>> START Data for processing
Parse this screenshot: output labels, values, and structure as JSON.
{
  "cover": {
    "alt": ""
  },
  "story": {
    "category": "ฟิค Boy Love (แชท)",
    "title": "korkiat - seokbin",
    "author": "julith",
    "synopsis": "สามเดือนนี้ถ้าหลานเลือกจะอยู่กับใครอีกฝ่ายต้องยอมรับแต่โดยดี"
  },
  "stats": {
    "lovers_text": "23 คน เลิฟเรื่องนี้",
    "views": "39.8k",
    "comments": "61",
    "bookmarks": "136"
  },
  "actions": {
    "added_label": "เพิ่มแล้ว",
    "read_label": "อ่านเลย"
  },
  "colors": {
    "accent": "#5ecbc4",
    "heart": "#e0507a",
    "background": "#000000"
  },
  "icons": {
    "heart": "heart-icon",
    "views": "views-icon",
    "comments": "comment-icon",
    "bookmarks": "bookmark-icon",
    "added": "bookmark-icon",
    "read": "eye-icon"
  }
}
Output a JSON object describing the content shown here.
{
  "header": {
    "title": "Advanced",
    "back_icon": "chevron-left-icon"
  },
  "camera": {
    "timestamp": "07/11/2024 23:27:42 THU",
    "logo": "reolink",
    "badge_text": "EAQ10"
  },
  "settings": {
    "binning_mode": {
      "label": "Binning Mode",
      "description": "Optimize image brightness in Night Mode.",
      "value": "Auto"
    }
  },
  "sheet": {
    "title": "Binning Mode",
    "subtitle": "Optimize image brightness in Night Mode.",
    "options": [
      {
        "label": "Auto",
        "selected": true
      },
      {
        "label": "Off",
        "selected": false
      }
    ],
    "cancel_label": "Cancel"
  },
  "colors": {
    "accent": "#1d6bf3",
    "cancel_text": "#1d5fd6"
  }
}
>> END Data for processing
Challenge:
All of the data must be returned exactly.

Task answer:
Parse this screenshot: output labels, values, and structure as JSON.
{
  "cover": {
    "alt": ""
  },
  "story": {
    "category": "ฟิค Boy Love (แชท)",
    "title": "korkiat - seokbin",
    "author": "julith",
    "synopsis": "สามเดือนนี้ถ้าหลานเลือกจะอยู่กับใครอีกฝ่ายต้องยอมรับแต่โดยดี"
  },
  "stats": {
    "lovers_text": "23 คน เลิฟเรื่องนี้",
    "views": "39.8k",
    "comments": "61",
    "bookmarks": "136"
  },
  "actions": {
    "added_label": "เพิ่มแล้ว",
    "read_label": "อ่านเลย"
  },
  "colors": {
    "accent": "#5ecbc4",
    "heart": "#e0507a",
    "background": "#000000"
  },
  "icons": {
    "heart": "heart-icon",
    "views": "views-icon",
    "comments": "comment-icon",
    "bookmarks": "bookmark-icon",
    "added": "bookmark-icon",
    "read": "eye-icon"
  }
}
Output a JSON object describing the content shown here.
{
  "header": {
    "title": "Advanced",
    "back_icon": "chevron-left-icon"
  },
  "camera": {
    "timestamp": "07/11/2024 23:27:42 THU",
    "logo": "reolink",
    "badge_text": "EAQ10"
  },
  "settings": {
    "binning_mode": {
      "label": "Binning Mode",
      "description": "Optimize image brightness in Night Mode.",
      "value": "Auto"
    }
  },
  "sheet": {
    "title": "Binning Mode",
    "subtitle": "Optimize image brightness in Night Mode.",
    "options": [
      {
        "label": "Auto",
        "selected": true
      },
      {
        "label": "Off",
        "selected": false
      }
    ],
    "cancel_label": "Cancel"
  },
  "colors": {
    "accent": "#1d6bf3",
    "cancel_text": "#1d5fd6"
  }
}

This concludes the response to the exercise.